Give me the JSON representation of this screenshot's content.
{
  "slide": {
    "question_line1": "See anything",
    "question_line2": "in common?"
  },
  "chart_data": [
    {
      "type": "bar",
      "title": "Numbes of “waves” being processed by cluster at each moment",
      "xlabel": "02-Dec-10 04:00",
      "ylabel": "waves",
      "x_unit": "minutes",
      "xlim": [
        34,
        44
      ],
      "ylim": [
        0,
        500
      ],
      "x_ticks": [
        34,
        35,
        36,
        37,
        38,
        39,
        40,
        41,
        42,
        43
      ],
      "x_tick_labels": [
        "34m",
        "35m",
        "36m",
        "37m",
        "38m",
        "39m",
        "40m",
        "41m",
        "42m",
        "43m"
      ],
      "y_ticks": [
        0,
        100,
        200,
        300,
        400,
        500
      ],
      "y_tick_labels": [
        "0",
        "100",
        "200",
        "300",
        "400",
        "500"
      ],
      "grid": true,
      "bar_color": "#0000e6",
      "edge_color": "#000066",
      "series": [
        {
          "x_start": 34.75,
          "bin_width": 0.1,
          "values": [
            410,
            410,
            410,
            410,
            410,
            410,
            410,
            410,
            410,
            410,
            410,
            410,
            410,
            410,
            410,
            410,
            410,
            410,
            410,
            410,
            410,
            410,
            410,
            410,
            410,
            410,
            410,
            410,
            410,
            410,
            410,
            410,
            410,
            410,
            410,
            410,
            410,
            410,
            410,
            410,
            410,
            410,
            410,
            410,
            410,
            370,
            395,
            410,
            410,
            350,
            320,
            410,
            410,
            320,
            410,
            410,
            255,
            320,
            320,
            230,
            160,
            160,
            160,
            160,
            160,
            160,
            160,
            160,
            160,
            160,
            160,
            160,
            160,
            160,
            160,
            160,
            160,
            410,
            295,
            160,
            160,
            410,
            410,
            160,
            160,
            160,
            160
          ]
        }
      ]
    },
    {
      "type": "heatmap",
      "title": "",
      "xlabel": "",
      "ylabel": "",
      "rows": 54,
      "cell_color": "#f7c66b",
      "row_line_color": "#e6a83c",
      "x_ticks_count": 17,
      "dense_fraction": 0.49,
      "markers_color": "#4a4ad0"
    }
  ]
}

Goal of the exercise - Return what is listed above, exactly and completely.

Task solution -
Give me the JSON representation of this screenshot's content.
{
  "slide": {
    "question_line1": "See anything",
    "question_line2": "in common?"
  },
  "chart_data": [
    {
      "type": "bar",
      "title": "Numbes of “waves” being processed by cluster at each moment",
      "xlabel": "02-Dec-10 04:00",
      "ylabel": "waves",
      "x_unit": "minutes",
      "xlim": [
        34,
        44
      ],
      "ylim": [
        0,
        500
      ],
      "x_ticks": [
        34,
        35,
        36,
        37,
        38,
        39,
        40,
        41,
        42,
        43
      ],
      "x_tick_labels": [
        "34m",
        "35m",
        "36m",
        "37m",
        "38m",
        "39m",
        "40m",
        "41m",
        "42m",
        "43m"
      ],
      "y_ticks": [
        0,
        100,
        200,
        300,
        400,
        500
      ],
      "y_tick_labels": [
        "0",
        "100",
        "200",
        "300",
        "400",
        "500"
      ],
      "grid": true,
      "bar_color": "#0000e6",
      "edge_color": "#000066",
      "series": [
        {
          "x_start": 34.75,
          "bin_width": 0.1,
          "values": [
            410,
            410,
            410,
            410,
            410,
            410,
            410,
            410,
            410,
            410,
            410,
            410,
            410,
            410,
            410,
            410,
            410,
            410,
            410,
            410,
            410,
            410,
            410,
            410,
            410,
            410,
            410,
            410,
            410,
            410,
            410,
            410,
            410,
            410,
            410,
            410,
            410,
            410,
            410,
            410,
            410,
            410,
            410,
            410,
            410,
            370,
            395,
            410,
            410,
            350,
            320,
            410,
            410,
            320,
            410,
            410,
            255,
            320,
            320,
            230,
            160,
            160,
            160,
            160,
            160,
            160,
            160,
            160,
            160,
            160,
            160,
            160,
            160,
            160,
            160,
            160,
            160,
            410,
            295,
            160,
            160,
            410,
            410,
            160,
            160,
            160,
            160
          ]
        }
      ]
    },
    {
      "type": "heatmap",
      "title": "",
      "xlabel": "",
      "ylabel": "",
      "rows": 54,
      "cell_color": "#f7c66b",
      "row_line_color": "#e6a83c",
      "x_ticks_count": 17,
      "dense_fraction": 0.49,
      "markers_color": "#4a4ad0"
    }
  ]
}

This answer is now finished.